What the task requires:
Locate each line containing the string "включения" and copy it out.

(Collected data)
'''

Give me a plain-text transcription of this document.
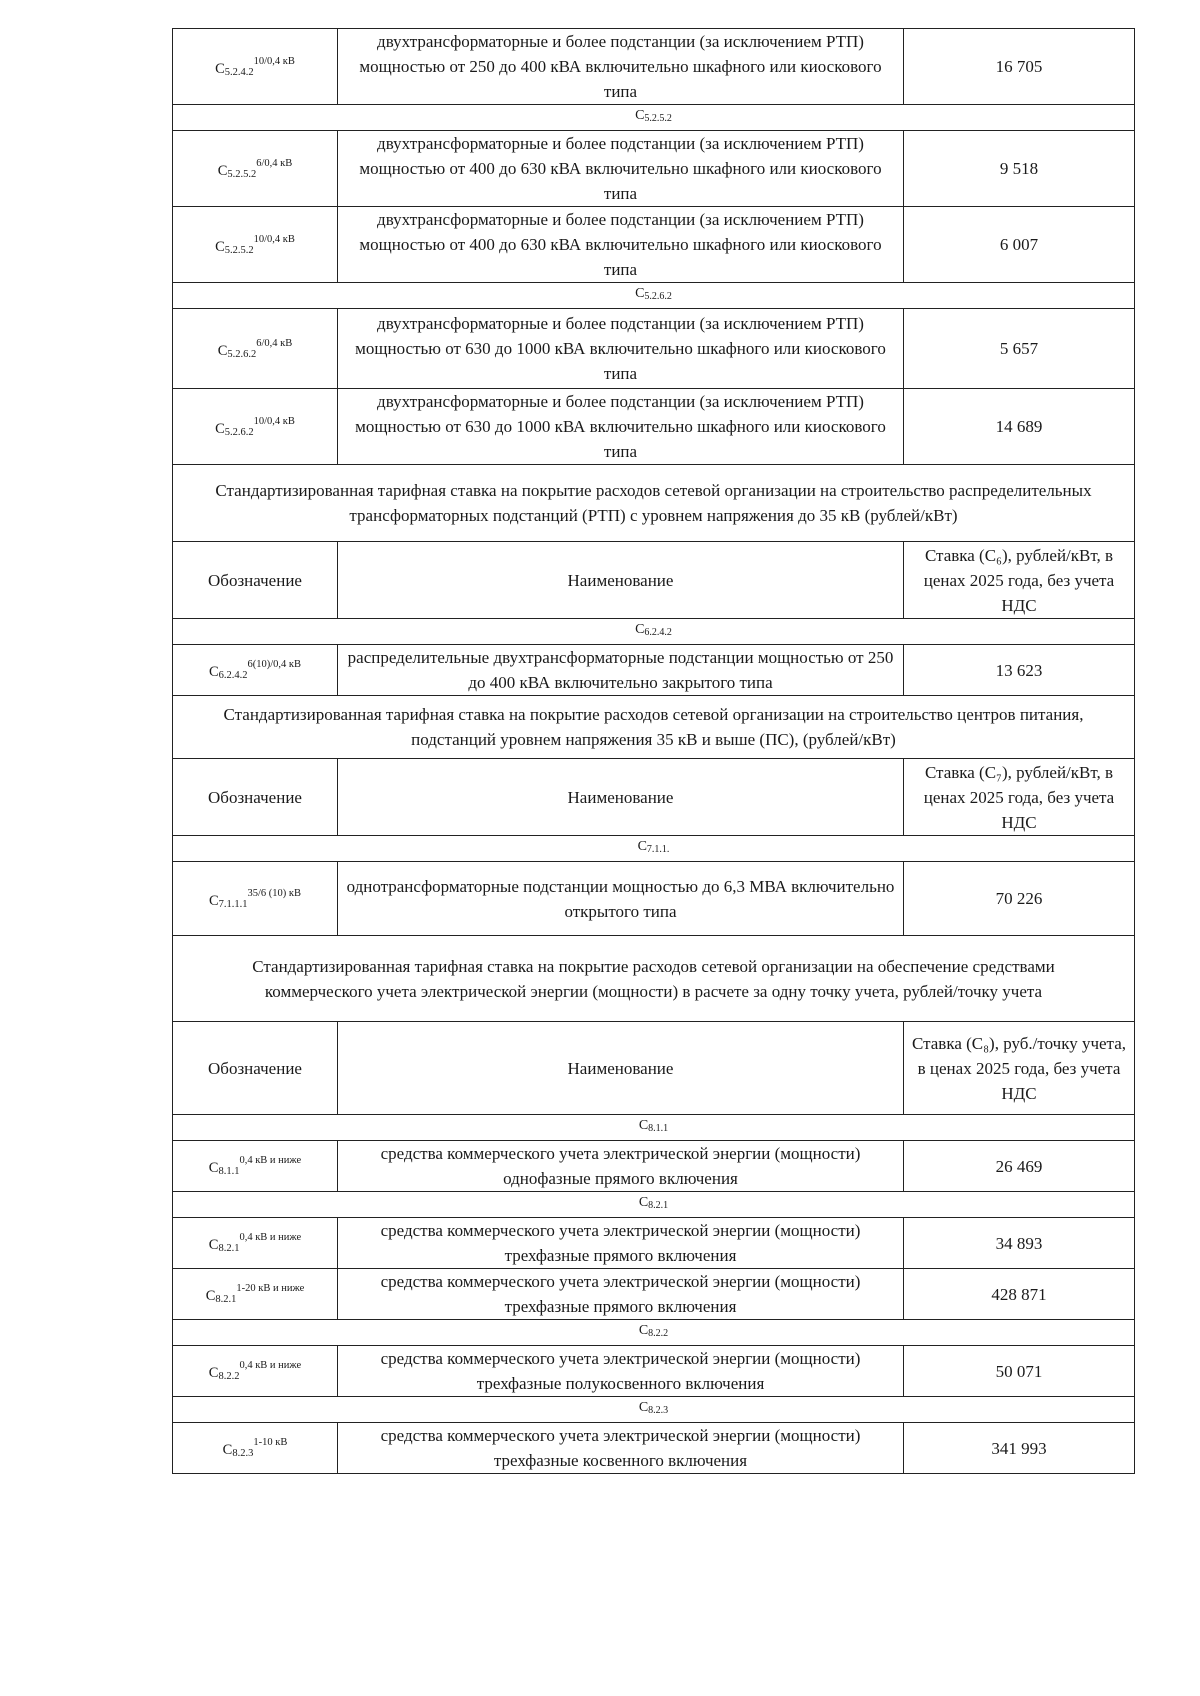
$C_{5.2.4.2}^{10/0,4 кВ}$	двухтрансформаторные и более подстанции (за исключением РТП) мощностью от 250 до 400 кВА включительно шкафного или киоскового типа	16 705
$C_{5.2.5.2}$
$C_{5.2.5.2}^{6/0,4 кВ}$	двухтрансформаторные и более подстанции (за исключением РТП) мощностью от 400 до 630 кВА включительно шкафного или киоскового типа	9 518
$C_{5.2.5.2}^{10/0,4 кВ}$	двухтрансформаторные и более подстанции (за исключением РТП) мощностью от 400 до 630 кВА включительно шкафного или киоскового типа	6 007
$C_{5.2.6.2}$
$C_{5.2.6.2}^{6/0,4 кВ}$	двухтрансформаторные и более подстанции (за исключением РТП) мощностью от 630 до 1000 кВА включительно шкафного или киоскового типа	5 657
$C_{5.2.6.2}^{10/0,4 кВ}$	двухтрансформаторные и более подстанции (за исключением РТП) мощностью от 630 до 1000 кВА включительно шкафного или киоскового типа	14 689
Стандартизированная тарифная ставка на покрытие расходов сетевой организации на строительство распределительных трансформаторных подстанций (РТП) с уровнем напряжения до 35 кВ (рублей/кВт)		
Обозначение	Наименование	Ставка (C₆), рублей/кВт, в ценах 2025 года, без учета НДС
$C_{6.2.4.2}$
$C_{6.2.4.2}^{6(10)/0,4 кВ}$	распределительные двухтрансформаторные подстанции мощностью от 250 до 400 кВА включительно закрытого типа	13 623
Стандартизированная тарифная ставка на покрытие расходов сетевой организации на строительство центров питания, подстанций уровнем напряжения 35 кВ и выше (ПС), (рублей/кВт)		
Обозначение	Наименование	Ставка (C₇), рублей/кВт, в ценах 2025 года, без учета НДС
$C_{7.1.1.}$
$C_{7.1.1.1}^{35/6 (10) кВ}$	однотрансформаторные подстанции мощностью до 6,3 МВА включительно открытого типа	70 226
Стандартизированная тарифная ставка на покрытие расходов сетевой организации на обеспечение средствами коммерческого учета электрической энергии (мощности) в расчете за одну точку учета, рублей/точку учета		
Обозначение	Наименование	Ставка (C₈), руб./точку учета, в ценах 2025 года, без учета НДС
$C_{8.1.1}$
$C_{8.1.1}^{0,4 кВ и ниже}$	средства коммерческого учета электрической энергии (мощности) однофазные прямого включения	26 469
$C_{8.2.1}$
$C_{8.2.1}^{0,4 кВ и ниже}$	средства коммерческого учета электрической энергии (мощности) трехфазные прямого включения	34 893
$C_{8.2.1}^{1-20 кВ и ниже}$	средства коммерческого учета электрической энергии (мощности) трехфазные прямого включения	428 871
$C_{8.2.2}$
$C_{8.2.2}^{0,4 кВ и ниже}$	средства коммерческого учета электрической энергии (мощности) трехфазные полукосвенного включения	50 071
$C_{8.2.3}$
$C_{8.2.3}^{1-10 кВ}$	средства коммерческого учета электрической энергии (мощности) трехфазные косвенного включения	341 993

'''

Written answer:
$C_{8.1.1}^{0,4 кВ и ниже}$	средства коммерческого учета электрической энергии (мощности) однофазные прямого включения	26 469
$C_{8.2.1}^{0,4 кВ и ниже}$	средства коммерческого учета электрической энергии (мощности) трехфазные прямого включения	34 893
$C_{8.2.1}^{1-20 кВ и ниже}$	средства коммерческого учета электрической энергии (мощности) трехфазные прямого включения	428 871
$C_{8.2.2}^{0,4 кВ и ниже}$	средства коммерческого учета электрической энергии (мощности) трехфазные полукосвенного включения	50 071
$C_{8.2.3}^{1-10 кВ}$	средства коммерческого учета электрической энергии (мощности) трехфазные косвенного включения	341 993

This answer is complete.